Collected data
---+---
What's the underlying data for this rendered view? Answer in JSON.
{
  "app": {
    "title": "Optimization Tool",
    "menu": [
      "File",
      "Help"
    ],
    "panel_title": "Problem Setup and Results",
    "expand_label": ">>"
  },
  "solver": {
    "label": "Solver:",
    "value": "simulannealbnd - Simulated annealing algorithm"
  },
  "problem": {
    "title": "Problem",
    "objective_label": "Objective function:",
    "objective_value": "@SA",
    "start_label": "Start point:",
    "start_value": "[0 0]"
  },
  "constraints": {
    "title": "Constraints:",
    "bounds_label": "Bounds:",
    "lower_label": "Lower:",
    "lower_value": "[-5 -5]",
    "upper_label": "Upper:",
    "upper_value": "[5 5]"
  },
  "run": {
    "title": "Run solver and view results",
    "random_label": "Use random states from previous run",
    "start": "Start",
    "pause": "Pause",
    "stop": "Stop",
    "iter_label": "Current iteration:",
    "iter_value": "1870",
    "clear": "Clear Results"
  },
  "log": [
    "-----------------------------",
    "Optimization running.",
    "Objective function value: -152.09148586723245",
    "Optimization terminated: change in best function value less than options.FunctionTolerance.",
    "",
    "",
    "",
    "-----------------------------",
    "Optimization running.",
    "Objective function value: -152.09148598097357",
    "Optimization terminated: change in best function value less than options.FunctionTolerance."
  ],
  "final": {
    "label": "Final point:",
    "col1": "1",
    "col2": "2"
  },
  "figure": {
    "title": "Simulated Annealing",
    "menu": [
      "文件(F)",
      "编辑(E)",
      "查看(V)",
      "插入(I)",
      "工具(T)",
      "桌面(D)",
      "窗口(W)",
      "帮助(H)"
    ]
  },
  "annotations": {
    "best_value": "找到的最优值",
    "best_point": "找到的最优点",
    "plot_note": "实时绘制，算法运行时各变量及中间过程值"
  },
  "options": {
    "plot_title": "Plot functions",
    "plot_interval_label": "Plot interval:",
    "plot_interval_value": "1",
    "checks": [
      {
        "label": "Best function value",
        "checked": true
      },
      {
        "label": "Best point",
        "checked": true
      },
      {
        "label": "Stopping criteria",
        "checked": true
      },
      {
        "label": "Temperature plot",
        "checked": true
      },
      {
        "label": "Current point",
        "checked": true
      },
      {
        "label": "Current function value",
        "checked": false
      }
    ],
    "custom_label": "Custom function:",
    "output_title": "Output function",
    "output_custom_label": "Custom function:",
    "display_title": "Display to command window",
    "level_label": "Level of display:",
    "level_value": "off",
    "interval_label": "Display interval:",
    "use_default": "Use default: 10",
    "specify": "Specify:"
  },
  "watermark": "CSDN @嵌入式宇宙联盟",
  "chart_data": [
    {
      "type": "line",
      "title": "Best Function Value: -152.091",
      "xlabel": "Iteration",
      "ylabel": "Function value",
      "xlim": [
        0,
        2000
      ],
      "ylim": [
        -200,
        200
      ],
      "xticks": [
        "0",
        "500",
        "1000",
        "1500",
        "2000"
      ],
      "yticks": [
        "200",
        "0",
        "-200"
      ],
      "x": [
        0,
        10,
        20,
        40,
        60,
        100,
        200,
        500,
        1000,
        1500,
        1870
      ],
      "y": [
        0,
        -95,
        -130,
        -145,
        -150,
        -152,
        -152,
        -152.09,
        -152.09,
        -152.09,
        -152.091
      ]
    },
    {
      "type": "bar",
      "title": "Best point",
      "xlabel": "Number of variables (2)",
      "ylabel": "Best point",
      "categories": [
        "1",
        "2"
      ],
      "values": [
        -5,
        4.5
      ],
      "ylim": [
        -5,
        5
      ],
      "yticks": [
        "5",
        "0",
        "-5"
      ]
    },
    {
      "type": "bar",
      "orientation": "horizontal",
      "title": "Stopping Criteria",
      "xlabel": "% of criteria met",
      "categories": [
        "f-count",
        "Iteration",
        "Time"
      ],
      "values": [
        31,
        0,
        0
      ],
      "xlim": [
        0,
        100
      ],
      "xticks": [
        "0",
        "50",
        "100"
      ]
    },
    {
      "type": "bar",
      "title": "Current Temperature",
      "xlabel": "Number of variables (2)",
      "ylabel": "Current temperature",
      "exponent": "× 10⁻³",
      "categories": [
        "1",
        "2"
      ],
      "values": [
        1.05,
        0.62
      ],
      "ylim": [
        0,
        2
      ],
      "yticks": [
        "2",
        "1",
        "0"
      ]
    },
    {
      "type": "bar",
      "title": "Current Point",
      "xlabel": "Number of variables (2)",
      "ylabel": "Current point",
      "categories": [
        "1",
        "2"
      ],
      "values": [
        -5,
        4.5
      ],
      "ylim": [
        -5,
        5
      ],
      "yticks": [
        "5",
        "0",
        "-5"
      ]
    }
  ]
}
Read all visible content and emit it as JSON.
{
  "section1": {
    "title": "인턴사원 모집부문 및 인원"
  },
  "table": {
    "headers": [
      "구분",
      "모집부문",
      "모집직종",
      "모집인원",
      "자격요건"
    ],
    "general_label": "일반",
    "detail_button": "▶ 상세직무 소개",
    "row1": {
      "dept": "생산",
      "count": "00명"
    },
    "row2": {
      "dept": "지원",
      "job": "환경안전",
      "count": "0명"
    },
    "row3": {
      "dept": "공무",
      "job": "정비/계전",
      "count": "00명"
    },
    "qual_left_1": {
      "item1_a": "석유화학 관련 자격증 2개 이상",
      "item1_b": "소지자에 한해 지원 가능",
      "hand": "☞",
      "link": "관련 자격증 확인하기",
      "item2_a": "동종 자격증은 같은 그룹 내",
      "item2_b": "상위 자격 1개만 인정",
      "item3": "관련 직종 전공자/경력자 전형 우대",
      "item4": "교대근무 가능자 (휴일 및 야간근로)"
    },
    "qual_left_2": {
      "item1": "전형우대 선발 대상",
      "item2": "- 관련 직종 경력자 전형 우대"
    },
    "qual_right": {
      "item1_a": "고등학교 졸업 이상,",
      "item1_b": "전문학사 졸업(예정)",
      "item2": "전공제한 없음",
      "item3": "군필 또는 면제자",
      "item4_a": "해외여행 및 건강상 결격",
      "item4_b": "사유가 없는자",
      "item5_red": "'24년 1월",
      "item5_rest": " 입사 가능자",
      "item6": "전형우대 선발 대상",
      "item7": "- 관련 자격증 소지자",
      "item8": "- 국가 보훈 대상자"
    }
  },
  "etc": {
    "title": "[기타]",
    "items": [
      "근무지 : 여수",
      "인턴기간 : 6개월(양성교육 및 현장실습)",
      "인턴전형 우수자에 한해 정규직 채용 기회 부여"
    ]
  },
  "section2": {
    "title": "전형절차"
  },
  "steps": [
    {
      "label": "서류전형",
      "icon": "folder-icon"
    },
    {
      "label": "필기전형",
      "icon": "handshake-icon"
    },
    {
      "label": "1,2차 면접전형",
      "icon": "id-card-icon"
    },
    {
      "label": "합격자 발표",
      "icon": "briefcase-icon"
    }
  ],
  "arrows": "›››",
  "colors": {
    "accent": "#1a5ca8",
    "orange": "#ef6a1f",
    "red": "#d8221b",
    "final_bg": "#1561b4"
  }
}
---+---
* **TASK GOAL**
Every line above needs to be retyped exactly.

* **SOLUTION TO THE PROBLEM**
What's the underlying data for this rendered view? Answer in JSON.
{
  "app": {
    "title": "Optimization Tool",
    "menu": [
      "File",
      "Help"
    ],
    "panel_title": "Problem Setup and Results",
    "expand_label": ">>"
  },
  "solver": {
    "label": "Solver:",
    "value": "simulannealbnd - Simulated annealing algorithm"
  },
  "problem": {
    "title": "Problem",
    "objective_label": "Objective function:",
    "objective_value": "@SA",
    "start_label": "Start point:",
    "start_value": "[0 0]"
  },
  "constraints": {
    "title": "Constraints:",
    "bounds_label": "Bounds:",
    "lower_label": "Lower:",
    "lower_value": "[-5 -5]",
    "upper_label": "Upper:",
    "upper_value": "[5 5]"
  },
  "run": {
    "title": "Run solver and view results",
    "random_label": "Use random states from previous run",
    "start": "Start",
    "pause": "Pause",
    "stop": "Stop",
    "iter_label": "Current iteration:",
    "iter_value": "1870",
    "clear": "Clear Results"
  },
  "log": [
    "-----------------------------",
    "Optimization running.",
    "Objective function value: -152.09148586723245",
    "Optimization terminated: change in best function value less than options.FunctionTolerance.",
    "",
    "",
    "",
    "-----------------------------",
    "Optimization running.",
    "Objective function value: -152.09148598097357",
    "Optimization terminated: change in best function value less than options.FunctionTolerance."
  ],
  "final": {
    "label": "Final point:",
    "col1": "1",
    "col2": "2"
  },
  "figure": {
    "title": "Simulated Annealing",
    "menu": [
      "文件(F)",
      "编辑(E)",
      "查看(V)",
      "插入(I)",
      "工具(T)",
      "桌面(D)",
      "窗口(W)",
      "帮助(H)"
    ]
  },
  "annotations": {
    "best_value": "找到的最优值",
    "best_point": "找到的最优点",
    "plot_note": "实时绘制，算法运行时各变量及中间过程值"
  },
  "options": {
    "plot_title": "Plot functions",
    "plot_interval_label": "Plot interval:",
    "plot_interval_value": "1",
    "checks": [
      {
        "label": "Best function value",
        "checked": true
      },
      {
        "label": "Best point",
        "checked": true
      },
      {
        "label": "Stopping criteria",
        "checked": true
      },
      {
        "label": "Temperature plot",
        "checked": true
      },
      {
        "label": "Current point",
        "checked": true
      },
      {
        "label": "Current function value",
        "checked": false
      }
    ],
    "custom_label": "Custom function:",
    "output_title": "Output function",
    "output_custom_label": "Custom function:",
    "display_title": "Display to command window",
    "level_label": "Level of display:",
    "level_value": "off",
    "interval_label": "Display interval:",
    "use_default": "Use default: 10",
    "specify": "Specify:"
  },
  "watermark": "CSDN @嵌入式宇宙联盟",
  "chart_data": [
    {
      "type": "line",
      "title": "Best Function Value: -152.091",
      "xlabel": "Iteration",
      "ylabel": "Function value",
      "xlim": [
        0,
        2000
      ],
      "ylim": [
        -200,
        200
      ],
      "xticks": [
        "0",
        "500",
        "1000",
        "1500",
        "2000"
      ],
      "yticks": [
        "200",
        "0",
        "-200"
      ],
      "x": [
        0,
        10,
        20,
        40,
        60,
        100,
        200,
        500,
        1000,
        1500,
        1870
      ],
      "y": [
        0,
        -95,
        -130,
        -145,
        -150,
        -152,
        -152,
        -152.09,
        -152.09,
        -152.09,
        -152.091
      ]
    },
    {
      "type": "bar",
      "title": "Best point",
      "xlabel": "Number of variables (2)",
      "ylabel": "Best point",
      "categories": [
        "1",
        "2"
      ],
      "values": [
        -5,
        4.5
      ],
      "ylim": [
        -5,
        5
      ],
      "yticks": [
        "5",
        "0",
        "-5"
      ]
    },
    {
      "type": "bar",
      "orientation": "horizontal",
      "title": "Stopping Criteria",
      "xlabel": "% of criteria met",
      "categories": [
        "f-count",
        "Iteration",
        "Time"
      ],
      "values": [
        31,
        0,
        0
      ],
      "xlim": [
        0,
        100
      ],
      "xticks": [
        "0",
        "50",
        "100"
      ]
    },
    {
      "type": "bar",
      "title": "Current Temperature",
      "xlabel": "Number of variables (2)",
      "ylabel": "Current temperature",
      "exponent": "× 10⁻³",
      "categories": [
        "1",
        "2"
      ],
      "values": [
        1.05,
        0.62
      ],
      "ylim": [
        0,
        2
      ],
      "yticks": [
        "2",
        "1",
        "0"
      ]
    },
    {
      "type": "bar",
      "title": "Current Point",
      "xlabel": "Number of variables (2)",
      "ylabel": "Current point",
      "categories": [
        "1",
        "2"
      ],
      "values": [
        -5,
        4.5
      ],
      "ylim": [
        -5,
        5
      ],
      "yticks": [
        "5",
        "0",
        "-5"
      ]
    }
  ]
}
Read all visible content and emit it as JSON.
{
  "section1": {
    "title": "인턴사원 모집부문 및 인원"
  },
  "table": {
    "headers": [
      "구분",
      "모집부문",
      "모집직종",
      "모집인원",
      "자격요건"
    ],
    "general_label": "일반",
    "detail_button": "▶ 상세직무 소개",
    "row1": {
      "dept": "생산",
      "count": "00명"
    },
    "row2": {
      "dept": "지원",
      "job": "환경안전",
      "count": "0명"
    },
    "row3": {
      "dept": "공무",
      "job": "정비/계전",
      "count": "00명"
    },
    "qual_left_1": {
      "item1_a": "석유화학 관련 자격증 2개 이상",
      "item1_b": "소지자에 한해 지원 가능",
      "hand": "☞",
      "link": "관련 자격증 확인하기",
      "item2_a": "동종 자격증은 같은 그룹 내",
      "item2_b": "상위 자격 1개만 인정",
      "item3": "관련 직종 전공자/경력자 전형 우대",
      "item4": "교대근무 가능자 (휴일 및 야간근로)"
    },
    "qual_left_2": {
      "item1": "전형우대 선발 대상",
      "item2": "- 관련 직종 경력자 전형 우대"
    },
    "qual_right": {
      "item1_a": "고등학교 졸업 이상,",
      "item1_b": "전문학사 졸업(예정)",
      "item2": "전공제한 없음",
      "item3": "군필 또는 면제자",
      "item4_a": "해외여행 및 건강상 결격",
      "item4_b": "사유가 없는자",
      "item5_red": "'24년 1월",
      "item5_rest": " 입사 가능자",
      "item6": "전형우대 선발 대상",
      "item7": "- 관련 자격증 소지자",
      "item8": "- 국가 보훈 대상자"
    }
  },
  "etc": {
    "title": "[기타]",
    "items": [
      "근무지 : 여수",
      "인턴기간 : 6개월(양성교육 및 현장실습)",
      "인턴전형 우수자에 한해 정규직 채용 기회 부여"
    ]
  },
  "section2": {
    "title": "전형절차"
  },
  "steps": [
    {
      "label": "서류전형",
      "icon": "folder-icon"
    },
    {
      "label": "필기전형",
      "icon": "handshake-icon"
    },
    {
      "label": "1,2차 면접전형",
      "icon": "id-card-icon"
    },
    {
      "label": "합격자 발표",
      "icon": "briefcase-icon"
    }
  ],
  "arrows": "›››",
  "colors": {
    "accent": "#1a5ca8",
    "orange": "#ef6a1f",
    "red": "#d8221b",
    "final_bg": "#1561b4"
  }
}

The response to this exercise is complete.